| DO THIS |
Copy out every line in which the string "JSON" occurs.

______________________________

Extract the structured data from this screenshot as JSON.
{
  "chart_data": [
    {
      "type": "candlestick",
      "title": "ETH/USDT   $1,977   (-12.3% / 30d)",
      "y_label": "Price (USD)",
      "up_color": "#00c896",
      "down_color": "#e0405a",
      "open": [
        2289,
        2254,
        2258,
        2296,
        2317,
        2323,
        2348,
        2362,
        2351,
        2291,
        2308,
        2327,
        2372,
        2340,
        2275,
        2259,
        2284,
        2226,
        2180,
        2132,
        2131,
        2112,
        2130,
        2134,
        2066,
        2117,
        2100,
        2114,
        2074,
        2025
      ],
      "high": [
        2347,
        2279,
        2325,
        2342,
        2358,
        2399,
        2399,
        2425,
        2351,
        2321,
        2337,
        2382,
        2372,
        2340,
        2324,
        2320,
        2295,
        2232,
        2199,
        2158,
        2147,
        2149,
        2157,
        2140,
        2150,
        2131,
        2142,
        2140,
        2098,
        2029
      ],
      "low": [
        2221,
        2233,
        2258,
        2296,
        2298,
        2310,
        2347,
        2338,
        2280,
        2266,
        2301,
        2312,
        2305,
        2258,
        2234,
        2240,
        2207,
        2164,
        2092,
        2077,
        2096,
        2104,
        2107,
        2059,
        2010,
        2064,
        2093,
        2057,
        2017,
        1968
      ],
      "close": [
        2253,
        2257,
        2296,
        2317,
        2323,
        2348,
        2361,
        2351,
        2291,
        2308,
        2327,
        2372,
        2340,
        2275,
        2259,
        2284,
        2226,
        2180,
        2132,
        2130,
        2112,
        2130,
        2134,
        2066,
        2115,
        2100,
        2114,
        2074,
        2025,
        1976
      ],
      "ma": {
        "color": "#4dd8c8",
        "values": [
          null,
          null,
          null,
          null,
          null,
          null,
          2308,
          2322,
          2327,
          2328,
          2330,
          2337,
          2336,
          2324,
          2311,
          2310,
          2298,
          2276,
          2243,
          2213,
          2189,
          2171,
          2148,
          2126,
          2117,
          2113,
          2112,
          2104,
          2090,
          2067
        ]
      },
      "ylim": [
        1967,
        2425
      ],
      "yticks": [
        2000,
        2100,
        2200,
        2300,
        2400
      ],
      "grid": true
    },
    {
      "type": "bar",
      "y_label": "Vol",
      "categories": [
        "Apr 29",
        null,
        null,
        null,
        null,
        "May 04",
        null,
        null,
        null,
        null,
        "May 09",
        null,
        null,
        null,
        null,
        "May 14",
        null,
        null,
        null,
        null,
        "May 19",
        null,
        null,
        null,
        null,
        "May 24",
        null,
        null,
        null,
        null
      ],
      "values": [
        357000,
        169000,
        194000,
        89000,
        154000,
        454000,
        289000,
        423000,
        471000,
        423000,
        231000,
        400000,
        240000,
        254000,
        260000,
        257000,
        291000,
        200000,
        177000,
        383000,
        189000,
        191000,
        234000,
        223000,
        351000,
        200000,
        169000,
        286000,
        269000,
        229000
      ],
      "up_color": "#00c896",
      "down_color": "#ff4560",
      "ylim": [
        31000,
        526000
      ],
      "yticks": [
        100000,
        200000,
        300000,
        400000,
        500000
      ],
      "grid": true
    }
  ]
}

______________________________

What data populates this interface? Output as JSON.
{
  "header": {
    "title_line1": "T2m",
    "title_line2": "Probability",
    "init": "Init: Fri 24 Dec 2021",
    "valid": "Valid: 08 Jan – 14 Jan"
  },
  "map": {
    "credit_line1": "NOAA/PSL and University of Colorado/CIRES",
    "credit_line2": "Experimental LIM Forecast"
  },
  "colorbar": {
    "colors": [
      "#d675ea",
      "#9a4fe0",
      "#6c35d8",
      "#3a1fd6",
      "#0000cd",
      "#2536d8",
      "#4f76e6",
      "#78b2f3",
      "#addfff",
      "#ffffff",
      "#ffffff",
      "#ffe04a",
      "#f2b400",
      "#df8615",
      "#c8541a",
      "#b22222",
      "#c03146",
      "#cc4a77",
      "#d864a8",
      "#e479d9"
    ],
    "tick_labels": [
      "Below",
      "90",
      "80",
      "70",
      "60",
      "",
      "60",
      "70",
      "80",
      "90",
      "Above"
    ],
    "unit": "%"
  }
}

______________________________

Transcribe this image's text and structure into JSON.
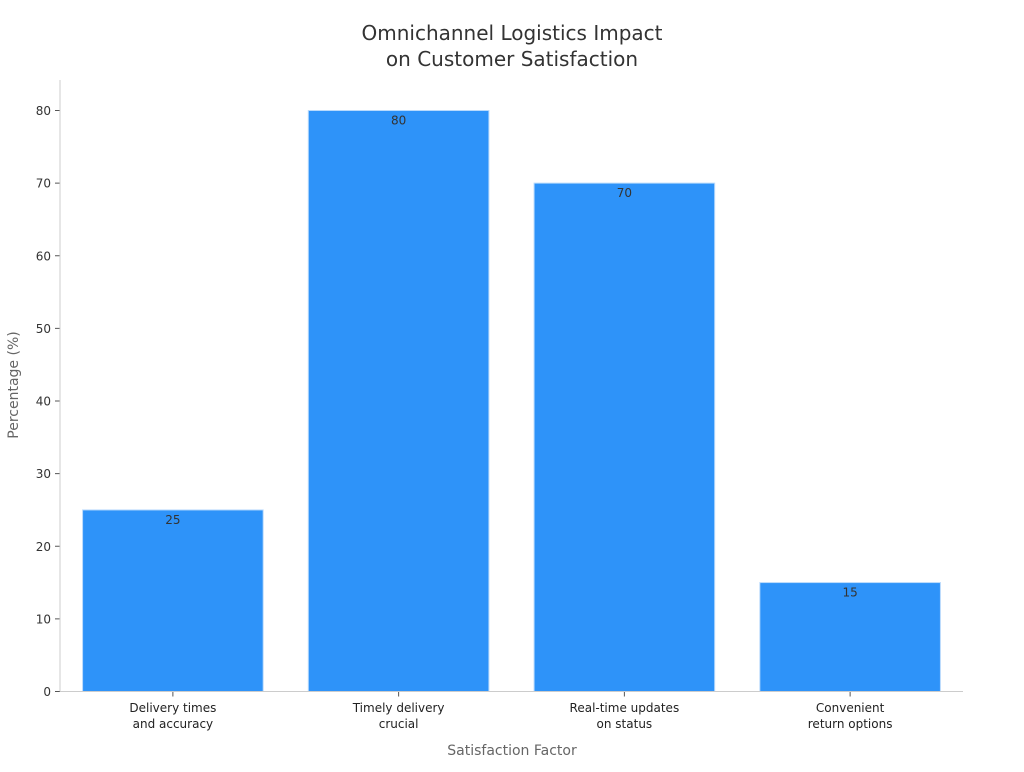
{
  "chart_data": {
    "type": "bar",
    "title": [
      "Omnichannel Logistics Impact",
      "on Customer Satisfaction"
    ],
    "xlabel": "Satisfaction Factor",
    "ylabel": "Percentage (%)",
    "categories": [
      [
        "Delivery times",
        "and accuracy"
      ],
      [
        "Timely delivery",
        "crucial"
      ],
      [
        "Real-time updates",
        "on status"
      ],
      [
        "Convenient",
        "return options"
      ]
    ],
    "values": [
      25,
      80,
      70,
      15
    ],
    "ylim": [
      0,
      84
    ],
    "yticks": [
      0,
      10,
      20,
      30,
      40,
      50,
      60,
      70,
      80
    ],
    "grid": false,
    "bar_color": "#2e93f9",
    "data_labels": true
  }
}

______________________________

| WRITTEN RESPONSE |
Extract the structured data from this screenshot as JSON.
What data populates this interface? Output as JSON.
Transcribe this image's text and structure into JSON.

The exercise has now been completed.